** Exercise **
Send each entry back exactly as given, pictures excluded.

** Material provided **

****************************************

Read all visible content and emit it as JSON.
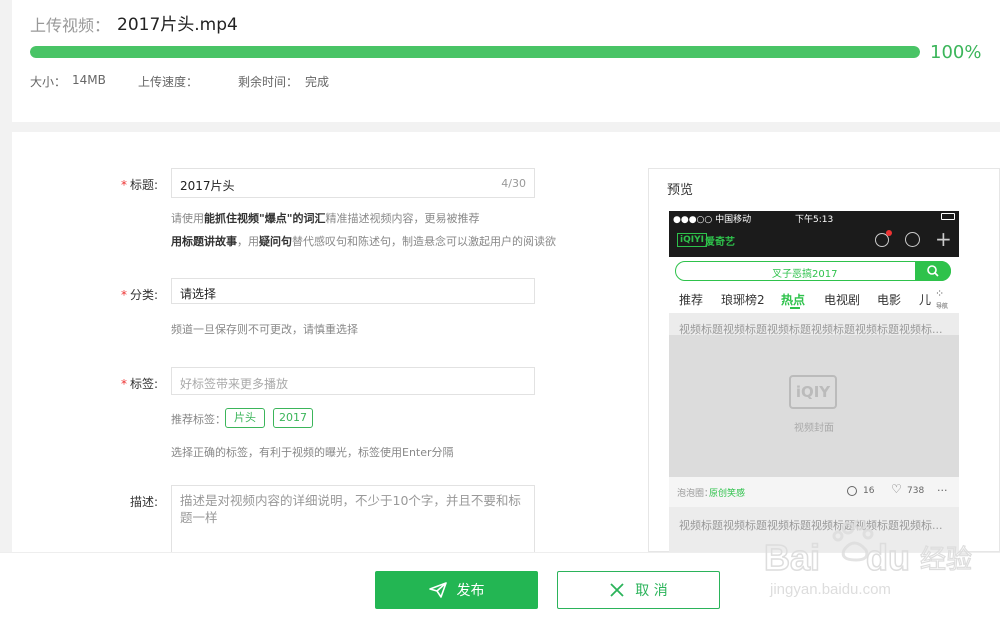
{
  "upload": {
    "label": "上传视频：",
    "filename": "2017片头.mp4",
    "progress_percent": 100,
    "progress_text": "100%",
    "size_label": "大小：",
    "size_value": "14MB",
    "speed_label": "上传速度：",
    "remaining_label": "剩余时间：",
    "remaining_value": "完成"
  },
  "form": {
    "title": {
      "label": "标题:",
      "value": "2017片头",
      "counter": "4/30",
      "hint1_pre": "请使用",
      "hint1_bold": "能抓住视频\"爆点\"的词汇",
      "hint1_post": "精准描述视频内容，更易被推荐",
      "hint2_bold1": "用标题讲故事",
      "hint2_mid": "，用",
      "hint2_bold2": "疑问句",
      "hint2_post": "替代感叹句和陈述句，制造悬念可以激起用户的阅读欲"
    },
    "category": {
      "label": "分类:",
      "value": "请选择",
      "hint": "频道一旦保存则不可更改，请慎重选择"
    },
    "tags": {
      "label": "标签:",
      "placeholder": "好标签带来更多播放",
      "recommend_label": "推荐标签：",
      "recommended": [
        "片头",
        "2017"
      ],
      "hint": "选择正确的标签，有利于视频的曝光，标签使用Enter分隔"
    },
    "description": {
      "label": "描述:",
      "placeholder": "描述是对视频内容的详细说明，不少于10个字，并且不要和标题一样"
    }
  },
  "preview": {
    "heading": "预览",
    "status_carrier": "●●●○○ 中国移动",
    "status_time": "下午5:13",
    "app_name": "爱奇艺",
    "search_text": "叉子恶搞2017",
    "tabs": [
      "推荐",
      "琅琊榜2",
      "热点",
      "电视剧",
      "电影",
      "儿"
    ],
    "active_tab": "热点",
    "nav_label": "导航",
    "video_title": "视频标题视频标题视频标题视频标题视频标题视频标...",
    "cover_label": "视频封面",
    "source_prefix": "泡泡圈：",
    "source_name": "原创笑感",
    "comment_count": "16",
    "like_count": "738",
    "more": "···"
  },
  "actions": {
    "publish": "发布",
    "cancel": "取 消"
  },
  "colors": {
    "accent": "#23b653",
    "progress": "#49c466"
  }
}
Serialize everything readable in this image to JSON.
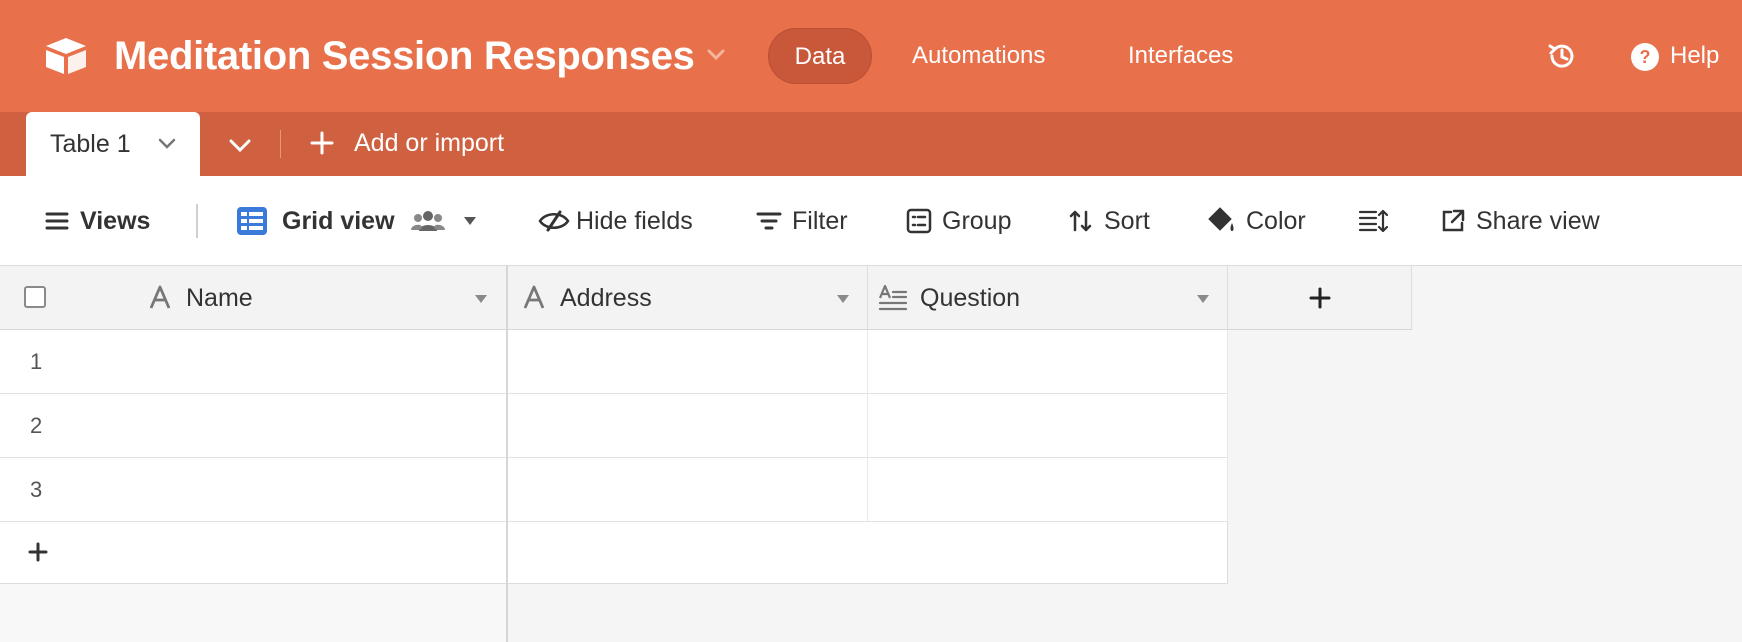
{
  "app": {
    "base_title": "Meditation Session Responses",
    "nav": {
      "data": "Data",
      "automations": "Automations",
      "interfaces": "Interfaces",
      "help": "Help"
    },
    "colors": {
      "header": "#e8704a",
      "tablebar": "#cf6141",
      "active_nav": "#c9583a"
    }
  },
  "tables": {
    "active_tab": "Table 1",
    "add_label": "Add or import"
  },
  "toolbar": {
    "views": "Views",
    "grid_view": "Grid view",
    "hide_fields": "Hide fields",
    "filter": "Filter",
    "group": "Group",
    "sort": "Sort",
    "color": "Color",
    "share_view": "Share view"
  },
  "grid": {
    "columns": [
      {
        "label": "Name",
        "icon": "single-line-text-icon"
      },
      {
        "label": "Address",
        "icon": "single-line-text-icon"
      },
      {
        "label": "Question",
        "icon": "long-text-icon"
      }
    ],
    "rows": [
      {
        "num": "1",
        "name": "",
        "address": "",
        "question": ""
      },
      {
        "num": "2",
        "name": "",
        "address": "",
        "question": ""
      },
      {
        "num": "3",
        "name": "",
        "address": "",
        "question": ""
      }
    ]
  }
}
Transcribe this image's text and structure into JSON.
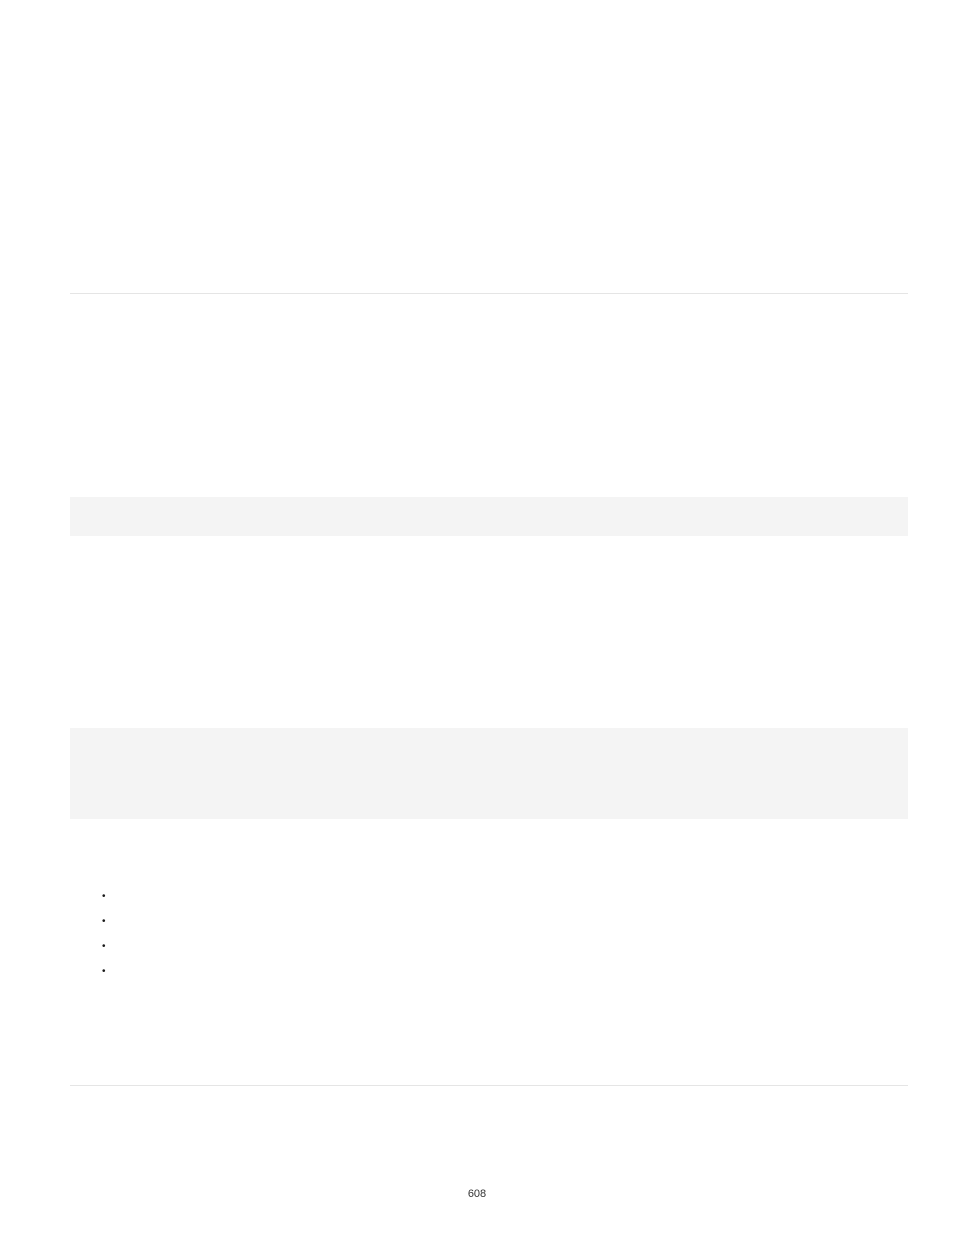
{
  "page_number": "608",
  "bullets": [
    "",
    "",
    "",
    ""
  ]
}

****************************************

** Solution for this problem **
Read all visible content and emit it as JSON.
{
  "upload": {
    "label": "上传视频：",
    "filename": "2017片头.mp4",
    "progress_percent": 100,
    "progress_text": "100%",
    "size_label": "大小：",
    "size_value": "14MB",
    "speed_label": "上传速度：",
    "remaining_label": "剩余时间：",
    "remaining_value": "完成"
  },
  "form": {
    "title": {
      "label": "标题:",
      "value": "2017片头",
      "counter": "4/30",
      "hint1_pre": "请使用",
      "hint1_bold": "能抓住视频\"爆点\"的词汇",
      "hint1_post": "精准描述视频内容，更易被推荐",
      "hint2_bold1": "用标题讲故事",
      "hint2_mid": "，用",
      "hint2_bold2": "疑问句",
      "hint2_post": "替代感叹句和陈述句，制造悬念可以激起用户的阅读欲"
    },
    "category": {
      "label": "分类:",
      "value": "请选择",
      "hint": "频道一旦保存则不可更改，请慎重选择"
    },
    "tags": {
      "label": "标签:",
      "placeholder": "好标签带来更多播放",
      "recommend_label": "推荐标签：",
      "recommended": [
        "片头",
        "2017"
      ],
      "hint": "选择正确的标签，有利于视频的曝光，标签使用Enter分隔"
    },
    "description": {
      "label": "描述:",
      "placeholder": "描述是对视频内容的详细说明，不少于10个字，并且不要和标题一样"
    }
  },
  "preview": {
    "heading": "预览",
    "status_carrier": "●●●○○ 中国移动",
    "status_time": "下午5:13",
    "app_name": "爱奇艺",
    "search_text": "叉子恶搞2017",
    "tabs": [
      "推荐",
      "琅琊榜2",
      "热点",
      "电视剧",
      "电影",
      "儿"
    ],
    "active_tab": "热点",
    "nav_label": "导航",
    "video_title": "视频标题视频标题视频标题视频标题视频标题视频标...",
    "cover_label": "视频封面",
    "source_prefix": "泡泡圈：",
    "source_name": "原创笑感",
    "comment_count": "16",
    "like_count": "738",
    "more": "···"
  },
  "actions": {
    "publish": "发布",
    "cancel": "取 消"
  },
  "colors": {
    "accent": "#23b653",
    "progress": "#49c466"
  }
}
Serialize everything readable in this image to JSON.
{
  "app": {
    "base_title": "Meditation Session Responses",
    "nav": {
      "data": "Data",
      "automations": "Automations",
      "interfaces": "Interfaces",
      "help": "Help"
    },
    "colors": {
      "header": "#e8704a",
      "tablebar": "#cf6141",
      "active_nav": "#c9583a"
    }
  },
  "tables": {
    "active_tab": "Table 1",
    "add_label": "Add or import"
  },
  "toolbar": {
    "views": "Views",
    "grid_view": "Grid view",
    "hide_fields": "Hide fields",
    "filter": "Filter",
    "group": "Group",
    "sort": "Sort",
    "color": "Color",
    "share_view": "Share view"
  },
  "grid": {
    "columns": [
      {
        "label": "Name",
        "icon": "single-line-text-icon"
      },
      {
        "label": "Address",
        "icon": "single-line-text-icon"
      },
      {
        "label": "Question",
        "icon": "long-text-icon"
      }
    ],
    "rows": [
      {
        "num": "1",
        "name": "",
        "address": "",
        "question": ""
      },
      {
        "num": "2",
        "name": "",
        "address": "",
        "question": ""
      },
      {
        "num": "3",
        "name": "",
        "address": "",
        "question": ""
      }
    ]
  }
}
Transcribe this image's text and structure into JSON.
{
  "page_number": "608",
  "bullets": [
    "",
    "",
    "",
    ""
  ]
}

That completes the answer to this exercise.